EXTRAIT DU DOCUMENT
____________________

Rechercher dans ce blog

jeudi 31 mars 2011

Un monde vulnérable - Pour une politique du "care" (Joan Tronto, paru en 1993, traduit en français en 2009)

On trouvera ici les propositions issues de ce texte.

Le point de départ de Joan Tronto est le livre de Carole Gilligan, "Une voix différente", paru en 1982. Après dix ans de discussions, elle fait le point sur l'éthique du "care" en mettant l'accent sur sa dimension politique. Alors que Gilligan avait choisi comme sous-titre de son livre "Pour une éthique du "care", Tronto choisit : Pour une politique du "care". Mais il serait simplificateur de dire qu'entre l'une et l'autre, on passe de l'éthique à la politique, car Tronto se donne pour objectif de "déplacer les frontières" entre morale et politique. Une large partie de son livre traite de morale, et l'un de ses objectifs revendiqués est de réduire autant que possible l'écart entre morale et politique.

Les hommes ne sont pas des individus séparés et indépendants. Au coeur de leur vie se trouvent des besoins corporels qu'il faut satisfaire, et que les privilégiés transfèrent à des personnels de service invisibles dans le champ politique, car leurs professions sont dévalorisées et les catégories auxquelles ils appartiennent (femmes, Noirs) sous-représentées dans la vie politique. Pour rétablir une certaine équité, la conception traditionnelle de la justice ne suffit pas. Il faut un supplément qui tienne compte de la vulnérabilité des êtres humains et de ses conséquences pour le fonctionnement des sociétés pluralistes et démocratiques.

Prendre le "care" au sérieux, c'est reconnaître que les éléments qui le composent concernent tout le monde et pas seulement les femmes et les services sociaux : l'attention à l'autre, la responsabilité à l'égard d'autrui, la volonté de résoudre les problèmes dans le concret, l'écoute des bénéficiaires et la prise en considération de leur point de vue.

Le "care" ne se contente pas d'une morale abstraite de type kantien qui ignore les inégalités réelles. Il demande : "Qui s'occupe de qui?" et tient à ce qu'on agisse en fonction d'un contexte concret, pour maintenir, perpétuer et réparer le monde.


mercredi 23 mars 2011

La Condition de l'homme moderne (Hannah Arendt, 1958)

____________________

DÉFI 1
Réécris les lignes de données, de la première jusqu'à celle qui contient « - marker-square-open: [147, 240, 163, 256] » incluse, en remplaçant « Wavelength » par « Longueur d'onde » sans rien modifier d'autre.
L'extrait ci-dessus n'a aucun rapport avec les lignes de données.

____________________

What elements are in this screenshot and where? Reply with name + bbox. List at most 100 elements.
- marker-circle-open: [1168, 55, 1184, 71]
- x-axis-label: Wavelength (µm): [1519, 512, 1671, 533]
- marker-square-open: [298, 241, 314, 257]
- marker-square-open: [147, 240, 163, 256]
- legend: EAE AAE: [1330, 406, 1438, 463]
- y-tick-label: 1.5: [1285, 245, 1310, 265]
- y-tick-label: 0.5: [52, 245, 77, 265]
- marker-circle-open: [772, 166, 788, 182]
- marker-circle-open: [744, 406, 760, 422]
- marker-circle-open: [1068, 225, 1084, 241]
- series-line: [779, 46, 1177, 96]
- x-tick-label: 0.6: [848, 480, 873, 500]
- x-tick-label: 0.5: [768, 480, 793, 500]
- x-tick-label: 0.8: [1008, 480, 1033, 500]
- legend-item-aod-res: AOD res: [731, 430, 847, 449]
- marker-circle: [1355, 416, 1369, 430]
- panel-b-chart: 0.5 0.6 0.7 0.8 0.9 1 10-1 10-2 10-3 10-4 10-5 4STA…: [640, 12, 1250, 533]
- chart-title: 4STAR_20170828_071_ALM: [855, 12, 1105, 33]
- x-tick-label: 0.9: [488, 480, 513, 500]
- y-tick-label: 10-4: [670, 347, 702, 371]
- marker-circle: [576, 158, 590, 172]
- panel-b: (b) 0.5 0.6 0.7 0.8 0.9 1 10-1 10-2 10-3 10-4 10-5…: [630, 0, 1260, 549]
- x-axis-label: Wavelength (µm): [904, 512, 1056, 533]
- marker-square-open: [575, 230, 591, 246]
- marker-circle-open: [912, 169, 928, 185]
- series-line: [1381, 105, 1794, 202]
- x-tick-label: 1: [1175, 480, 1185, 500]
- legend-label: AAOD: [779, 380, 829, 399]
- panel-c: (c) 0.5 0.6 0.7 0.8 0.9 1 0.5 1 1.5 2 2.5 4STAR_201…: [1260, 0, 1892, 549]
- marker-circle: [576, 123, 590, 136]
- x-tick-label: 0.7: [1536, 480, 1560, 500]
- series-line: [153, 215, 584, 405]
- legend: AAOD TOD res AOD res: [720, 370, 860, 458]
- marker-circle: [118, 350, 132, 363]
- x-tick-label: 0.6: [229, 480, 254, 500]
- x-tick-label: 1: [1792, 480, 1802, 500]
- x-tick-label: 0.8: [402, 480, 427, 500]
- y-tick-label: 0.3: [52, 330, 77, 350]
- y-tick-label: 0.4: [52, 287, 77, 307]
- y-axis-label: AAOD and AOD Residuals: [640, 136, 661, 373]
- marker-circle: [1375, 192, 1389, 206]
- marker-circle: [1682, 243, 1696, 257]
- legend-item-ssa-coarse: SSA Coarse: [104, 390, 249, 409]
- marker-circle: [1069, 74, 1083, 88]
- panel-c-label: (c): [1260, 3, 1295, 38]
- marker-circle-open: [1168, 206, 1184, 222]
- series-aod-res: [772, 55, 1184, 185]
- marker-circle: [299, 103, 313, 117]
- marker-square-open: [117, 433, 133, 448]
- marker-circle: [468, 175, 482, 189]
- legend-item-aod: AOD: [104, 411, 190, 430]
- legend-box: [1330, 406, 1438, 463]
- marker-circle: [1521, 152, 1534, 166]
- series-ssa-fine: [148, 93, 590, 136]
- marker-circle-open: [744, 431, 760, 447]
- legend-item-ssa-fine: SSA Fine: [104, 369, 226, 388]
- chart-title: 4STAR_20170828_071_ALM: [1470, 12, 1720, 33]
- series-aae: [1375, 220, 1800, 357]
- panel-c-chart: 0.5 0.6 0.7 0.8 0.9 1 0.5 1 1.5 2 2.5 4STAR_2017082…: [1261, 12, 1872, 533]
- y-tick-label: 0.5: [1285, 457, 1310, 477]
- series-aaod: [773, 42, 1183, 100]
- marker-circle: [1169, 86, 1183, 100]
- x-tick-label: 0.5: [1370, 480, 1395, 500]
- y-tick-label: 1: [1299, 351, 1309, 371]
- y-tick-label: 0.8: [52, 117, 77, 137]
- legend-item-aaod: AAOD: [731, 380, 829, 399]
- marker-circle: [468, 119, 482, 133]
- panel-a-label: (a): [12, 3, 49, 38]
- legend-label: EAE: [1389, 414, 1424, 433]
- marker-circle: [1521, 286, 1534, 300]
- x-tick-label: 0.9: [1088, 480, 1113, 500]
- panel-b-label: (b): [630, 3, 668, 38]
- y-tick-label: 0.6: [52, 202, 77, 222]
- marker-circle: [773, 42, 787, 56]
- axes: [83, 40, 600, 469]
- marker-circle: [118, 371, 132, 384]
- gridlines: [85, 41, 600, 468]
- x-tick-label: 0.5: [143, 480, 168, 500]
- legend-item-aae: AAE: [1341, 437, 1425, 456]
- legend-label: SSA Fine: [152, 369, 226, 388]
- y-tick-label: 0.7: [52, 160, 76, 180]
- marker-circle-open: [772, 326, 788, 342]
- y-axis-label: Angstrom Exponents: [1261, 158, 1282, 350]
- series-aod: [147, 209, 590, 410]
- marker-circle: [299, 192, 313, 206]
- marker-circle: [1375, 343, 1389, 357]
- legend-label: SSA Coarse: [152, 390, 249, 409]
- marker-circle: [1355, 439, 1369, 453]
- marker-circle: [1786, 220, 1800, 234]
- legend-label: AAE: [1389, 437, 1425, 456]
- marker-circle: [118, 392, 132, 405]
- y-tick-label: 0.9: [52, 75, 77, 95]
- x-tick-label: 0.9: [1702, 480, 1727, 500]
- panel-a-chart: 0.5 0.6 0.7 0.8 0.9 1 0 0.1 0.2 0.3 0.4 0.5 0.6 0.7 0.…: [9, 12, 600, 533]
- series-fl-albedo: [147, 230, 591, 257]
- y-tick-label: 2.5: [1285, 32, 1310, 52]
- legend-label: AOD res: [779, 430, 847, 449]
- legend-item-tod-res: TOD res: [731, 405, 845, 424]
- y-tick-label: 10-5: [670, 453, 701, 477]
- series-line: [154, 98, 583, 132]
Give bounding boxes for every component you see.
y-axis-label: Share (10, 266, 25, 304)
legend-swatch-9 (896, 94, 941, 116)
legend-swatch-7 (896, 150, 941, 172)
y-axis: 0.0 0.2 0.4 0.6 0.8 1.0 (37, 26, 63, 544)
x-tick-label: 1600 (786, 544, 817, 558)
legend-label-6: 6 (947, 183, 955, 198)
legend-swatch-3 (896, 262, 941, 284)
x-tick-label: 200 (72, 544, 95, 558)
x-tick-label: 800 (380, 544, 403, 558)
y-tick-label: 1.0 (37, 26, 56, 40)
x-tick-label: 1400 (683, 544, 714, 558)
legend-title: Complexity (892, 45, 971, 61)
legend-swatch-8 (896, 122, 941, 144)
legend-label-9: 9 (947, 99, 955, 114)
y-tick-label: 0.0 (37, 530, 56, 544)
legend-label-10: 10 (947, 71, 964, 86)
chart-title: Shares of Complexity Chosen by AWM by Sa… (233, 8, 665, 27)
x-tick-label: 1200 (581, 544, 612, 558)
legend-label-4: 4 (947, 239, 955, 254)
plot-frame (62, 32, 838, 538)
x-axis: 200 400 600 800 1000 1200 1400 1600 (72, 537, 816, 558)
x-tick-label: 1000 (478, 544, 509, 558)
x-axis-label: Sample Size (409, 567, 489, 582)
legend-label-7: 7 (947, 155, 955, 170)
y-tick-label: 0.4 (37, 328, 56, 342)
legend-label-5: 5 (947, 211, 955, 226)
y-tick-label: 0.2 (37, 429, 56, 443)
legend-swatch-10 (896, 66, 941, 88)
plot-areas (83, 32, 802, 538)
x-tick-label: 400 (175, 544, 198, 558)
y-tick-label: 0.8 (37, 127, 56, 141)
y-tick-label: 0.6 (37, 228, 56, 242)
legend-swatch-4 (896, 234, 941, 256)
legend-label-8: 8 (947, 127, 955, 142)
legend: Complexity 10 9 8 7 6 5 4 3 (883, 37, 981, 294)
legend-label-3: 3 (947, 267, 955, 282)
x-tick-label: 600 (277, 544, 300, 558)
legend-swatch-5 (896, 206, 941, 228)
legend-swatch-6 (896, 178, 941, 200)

____________________

DÉFI 2
Réponds à ces questions d'après l'extrait sur la politique du "care".
(a) En quelle année est paru le livre de Carole Gilligan « Une voix différente » ?
(b) Quel sous-titre Tronto choisit-elle pour son livre ?
(c) Quelle question le "care" pose-t-il ?

RÉSULTAT 1
What elements are in this screenshot and where? Reply with name + bbox. List at most 100 elements.
- marker-circle-open: [1168, 55, 1184, 71]
- x-axis-label: Longueur d'onde (µm): [1519, 512, 1671, 533]
- marker-square-open: [298, 241, 314, 257]
- marker-square-open: [147, 240, 163, 256]

RÉSULTAT 2
(a) En 1982.
(b) Pour une politique du "care".
(c) « Qui s'occupe de qui? »